_Aim_. The answer is one number: how many lines hold the string "July".

- - - -

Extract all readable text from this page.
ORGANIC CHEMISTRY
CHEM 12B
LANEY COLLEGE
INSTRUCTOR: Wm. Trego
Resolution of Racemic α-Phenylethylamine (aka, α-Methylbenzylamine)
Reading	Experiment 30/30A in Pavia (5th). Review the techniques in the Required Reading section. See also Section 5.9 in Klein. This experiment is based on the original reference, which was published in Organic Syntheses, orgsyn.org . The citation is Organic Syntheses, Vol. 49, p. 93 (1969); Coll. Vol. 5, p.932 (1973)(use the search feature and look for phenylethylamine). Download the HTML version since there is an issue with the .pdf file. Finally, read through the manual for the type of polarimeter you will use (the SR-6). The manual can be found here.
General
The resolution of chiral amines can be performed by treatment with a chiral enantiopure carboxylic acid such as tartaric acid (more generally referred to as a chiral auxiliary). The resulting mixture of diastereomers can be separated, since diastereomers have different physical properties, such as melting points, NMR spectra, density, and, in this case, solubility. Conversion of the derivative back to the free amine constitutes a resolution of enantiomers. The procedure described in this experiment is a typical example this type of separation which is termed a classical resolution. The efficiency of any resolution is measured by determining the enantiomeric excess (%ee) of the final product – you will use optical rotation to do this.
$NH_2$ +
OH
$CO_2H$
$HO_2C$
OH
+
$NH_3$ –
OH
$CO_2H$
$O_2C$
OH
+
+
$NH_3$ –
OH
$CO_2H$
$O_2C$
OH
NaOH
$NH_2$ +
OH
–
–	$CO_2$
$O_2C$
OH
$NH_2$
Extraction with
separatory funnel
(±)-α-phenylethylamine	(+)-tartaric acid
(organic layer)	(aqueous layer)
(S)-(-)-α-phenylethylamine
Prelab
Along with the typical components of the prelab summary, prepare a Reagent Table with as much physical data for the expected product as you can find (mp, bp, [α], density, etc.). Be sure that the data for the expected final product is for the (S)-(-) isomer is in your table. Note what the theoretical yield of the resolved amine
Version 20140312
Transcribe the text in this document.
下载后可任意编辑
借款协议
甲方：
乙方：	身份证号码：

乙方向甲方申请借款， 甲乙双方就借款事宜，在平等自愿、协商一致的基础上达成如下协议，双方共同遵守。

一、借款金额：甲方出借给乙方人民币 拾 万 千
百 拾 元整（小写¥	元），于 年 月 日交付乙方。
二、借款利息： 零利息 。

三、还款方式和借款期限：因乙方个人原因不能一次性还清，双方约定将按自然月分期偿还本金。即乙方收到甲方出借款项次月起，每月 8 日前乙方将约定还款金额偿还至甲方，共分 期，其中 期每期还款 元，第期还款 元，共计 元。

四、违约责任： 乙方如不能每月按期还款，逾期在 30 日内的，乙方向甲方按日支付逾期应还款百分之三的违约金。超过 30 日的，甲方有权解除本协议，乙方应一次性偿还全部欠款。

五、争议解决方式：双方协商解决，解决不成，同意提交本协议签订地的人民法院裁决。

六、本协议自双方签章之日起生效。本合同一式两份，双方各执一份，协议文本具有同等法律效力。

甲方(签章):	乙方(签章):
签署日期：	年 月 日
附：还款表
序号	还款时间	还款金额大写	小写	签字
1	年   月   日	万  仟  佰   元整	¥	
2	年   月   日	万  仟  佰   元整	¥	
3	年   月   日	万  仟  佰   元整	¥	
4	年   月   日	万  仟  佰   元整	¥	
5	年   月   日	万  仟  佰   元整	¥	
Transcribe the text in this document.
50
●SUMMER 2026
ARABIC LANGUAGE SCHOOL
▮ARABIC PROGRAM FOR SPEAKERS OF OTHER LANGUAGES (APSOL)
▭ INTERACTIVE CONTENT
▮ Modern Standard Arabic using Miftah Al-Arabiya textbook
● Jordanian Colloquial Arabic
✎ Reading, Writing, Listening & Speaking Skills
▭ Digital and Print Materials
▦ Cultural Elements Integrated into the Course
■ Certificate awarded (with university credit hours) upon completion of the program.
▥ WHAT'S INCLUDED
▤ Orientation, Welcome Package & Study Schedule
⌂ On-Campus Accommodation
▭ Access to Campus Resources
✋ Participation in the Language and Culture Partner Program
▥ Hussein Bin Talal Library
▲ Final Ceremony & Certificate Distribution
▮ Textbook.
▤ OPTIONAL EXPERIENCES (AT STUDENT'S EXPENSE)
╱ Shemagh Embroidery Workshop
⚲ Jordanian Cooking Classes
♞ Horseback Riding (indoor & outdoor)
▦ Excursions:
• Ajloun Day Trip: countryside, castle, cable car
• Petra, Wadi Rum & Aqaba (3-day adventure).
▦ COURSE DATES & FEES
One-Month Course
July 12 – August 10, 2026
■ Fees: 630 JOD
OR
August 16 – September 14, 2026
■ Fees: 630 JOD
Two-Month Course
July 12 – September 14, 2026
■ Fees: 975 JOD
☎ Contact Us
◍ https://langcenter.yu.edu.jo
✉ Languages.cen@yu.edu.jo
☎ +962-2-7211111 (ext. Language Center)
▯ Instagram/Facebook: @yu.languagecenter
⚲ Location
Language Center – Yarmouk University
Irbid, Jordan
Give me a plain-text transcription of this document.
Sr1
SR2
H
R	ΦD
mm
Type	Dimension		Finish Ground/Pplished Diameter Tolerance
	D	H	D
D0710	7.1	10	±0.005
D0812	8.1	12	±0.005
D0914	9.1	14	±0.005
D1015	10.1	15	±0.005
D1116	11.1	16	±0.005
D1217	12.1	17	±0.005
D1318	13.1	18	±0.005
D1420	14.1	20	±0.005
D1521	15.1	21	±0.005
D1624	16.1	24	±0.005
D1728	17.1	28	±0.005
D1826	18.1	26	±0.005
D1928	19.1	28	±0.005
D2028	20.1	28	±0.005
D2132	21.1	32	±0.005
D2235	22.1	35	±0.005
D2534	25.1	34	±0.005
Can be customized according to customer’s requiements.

- - - -

_Reply to the task_. 2